Stored data entries
↓

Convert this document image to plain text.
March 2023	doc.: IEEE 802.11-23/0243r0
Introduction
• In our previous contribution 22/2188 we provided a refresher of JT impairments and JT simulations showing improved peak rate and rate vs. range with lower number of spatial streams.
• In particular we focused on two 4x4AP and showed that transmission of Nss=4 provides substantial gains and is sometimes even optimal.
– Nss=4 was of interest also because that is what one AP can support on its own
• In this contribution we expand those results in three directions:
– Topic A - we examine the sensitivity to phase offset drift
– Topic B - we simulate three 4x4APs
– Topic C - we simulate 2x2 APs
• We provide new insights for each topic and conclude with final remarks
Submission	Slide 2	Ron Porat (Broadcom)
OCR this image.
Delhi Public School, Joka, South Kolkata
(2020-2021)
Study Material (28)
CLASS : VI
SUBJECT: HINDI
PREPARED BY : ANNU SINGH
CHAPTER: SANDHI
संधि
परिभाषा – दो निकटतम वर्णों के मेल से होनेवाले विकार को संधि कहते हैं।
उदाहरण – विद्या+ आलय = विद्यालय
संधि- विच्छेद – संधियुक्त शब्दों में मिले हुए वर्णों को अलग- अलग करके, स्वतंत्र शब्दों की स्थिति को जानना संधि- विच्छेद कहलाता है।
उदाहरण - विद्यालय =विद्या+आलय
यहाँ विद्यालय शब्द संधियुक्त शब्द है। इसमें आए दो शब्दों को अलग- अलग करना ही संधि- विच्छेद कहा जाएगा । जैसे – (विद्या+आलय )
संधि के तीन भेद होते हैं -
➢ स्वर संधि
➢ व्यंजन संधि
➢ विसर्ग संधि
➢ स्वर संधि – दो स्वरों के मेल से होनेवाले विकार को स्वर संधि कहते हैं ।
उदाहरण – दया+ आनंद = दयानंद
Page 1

↑

> **WRITTEN TASK**:
Print all of the entries again, exactly as written.

> **OUTPUT OF THE TASK**:
Convert this document image to plain text.
March 2023	doc.: IEEE 802.11-23/0243r0
Introduction
• In our previous contribution 22/2188 we provided a refresher of JT impairments and JT simulations showing improved peak rate and rate vs. range with lower number of spatial streams.
• In particular we focused on two 4x4AP and showed that transmission of Nss=4 provides substantial gains and is sometimes even optimal.
– Nss=4 was of interest also because that is what one AP can support on its own
• In this contribution we expand those results in three directions:
– Topic A - we examine the sensitivity to phase offset drift
– Topic B - we simulate three 4x4APs
– Topic C - we simulate 2x2 APs
• We provide new insights for each topic and conclude with final remarks
Submission	Slide 2	Ron Porat (Broadcom)
OCR this image.
Delhi Public School, Joka, South Kolkata
(2020-2021)
Study Material (28)
CLASS : VI
SUBJECT: HINDI
PREPARED BY : ANNU SINGH
CHAPTER: SANDHI
संधि
परिभाषा – दो निकटतम वर्णों के मेल से होनेवाले विकार को संधि कहते हैं।
उदाहरण – विद्या+ आलय = विद्यालय
संधि- विच्छेद – संधियुक्त शब्दों में मिले हुए वर्णों को अलग- अलग करके, स्वतंत्र शब्दों की स्थिति को जानना संधि- विच्छेद कहलाता है।
उदाहरण - विद्यालय =विद्या+आलय
यहाँ विद्यालय शब्द संधियुक्त शब्द है। इसमें आए दो शब्दों को अलग- अलग करना ही संधि- विच्छेद कहा जाएगा । जैसे – (विद्या+आलय )
संधि के तीन भेद होते हैं -
➢ स्वर संधि
➢ व्यंजन संधि
➢ विसर्ग संधि
➢ स्वर संधि – दो स्वरों के मेल से होनेवाले विकार को स्वर संधि कहते हैं ।
उदाहरण – दया+ आनंद = दयानंद
Page 1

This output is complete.